* **Task requirements**
What follows is a listing to be transcribed exactly.

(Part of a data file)
= = = =
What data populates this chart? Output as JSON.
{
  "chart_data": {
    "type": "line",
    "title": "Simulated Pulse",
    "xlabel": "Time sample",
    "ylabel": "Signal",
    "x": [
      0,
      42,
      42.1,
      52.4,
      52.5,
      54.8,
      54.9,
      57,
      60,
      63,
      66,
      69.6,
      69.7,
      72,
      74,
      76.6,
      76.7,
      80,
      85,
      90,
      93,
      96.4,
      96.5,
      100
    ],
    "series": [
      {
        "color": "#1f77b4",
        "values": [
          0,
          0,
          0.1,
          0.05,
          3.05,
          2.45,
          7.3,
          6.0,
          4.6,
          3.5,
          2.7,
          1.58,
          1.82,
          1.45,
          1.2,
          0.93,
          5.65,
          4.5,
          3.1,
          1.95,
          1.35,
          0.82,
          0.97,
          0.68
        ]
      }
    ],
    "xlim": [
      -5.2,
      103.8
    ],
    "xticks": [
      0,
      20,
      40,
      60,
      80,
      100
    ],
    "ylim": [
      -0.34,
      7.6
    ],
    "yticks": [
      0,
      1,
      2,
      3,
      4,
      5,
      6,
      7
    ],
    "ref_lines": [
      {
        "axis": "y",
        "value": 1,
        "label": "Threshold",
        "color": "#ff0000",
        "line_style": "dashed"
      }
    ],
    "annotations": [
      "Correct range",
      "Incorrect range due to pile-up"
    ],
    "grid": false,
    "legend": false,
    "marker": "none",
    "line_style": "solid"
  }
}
= = = =
* **Finished exercise**
What data populates this chart? Output as JSON.
{
  "chart_data": {
    "type": "line",
    "title": "Simulated Pulse",
    "xlabel": "Time sample",
    "ylabel": "Signal",
    "x": [
      0,
      42,
      42.1,
      52.4,
      52.5,
      54.8,
      54.9,
      57,
      60,
      63,
      66,
      69.6,
      69.7,
      72,
      74,
      76.6,
      76.7,
      80,
      85,
      90,
      93,
      96.4,
      96.5,
      100
    ],
    "series": [
      {
        "color": "#1f77b4",
        "values": [
          0,
          0,
          0.1,
          0.05,
          3.05,
          2.45,
          7.3,
          6.0,
          4.6,
          3.5,
          2.7,
          1.58,
          1.82,
          1.45,
          1.2,
          0.93,
          5.65,
          4.5,
          3.1,
          1.95,
          1.35,
          0.82,
          0.97,
          0.68
        ]
      }
    ],
    "xlim": [
      -5.2,
      103.8
    ],
    "xticks": [
      0,
      20,
      40,
      60,
      80,
      100
    ],
    "ylim": [
      -0.34,
      7.6
    ],
    "yticks": [
      0,
      1,
      2,
      3,
      4,
      5,
      6,
      7
    ],
    "ref_lines": [
      {
        "axis": "y",
        "value": 1,
        "label": "Threshold",
        "color": "#ff0000",
        "line_style": "dashed"
      }
    ],
    "annotations": [
      "Correct range",
      "Incorrect range due to pile-up"
    ],
    "grid": false,
    "legend": false,
    "marker": "none",
    "line_style": "solid"
  }
}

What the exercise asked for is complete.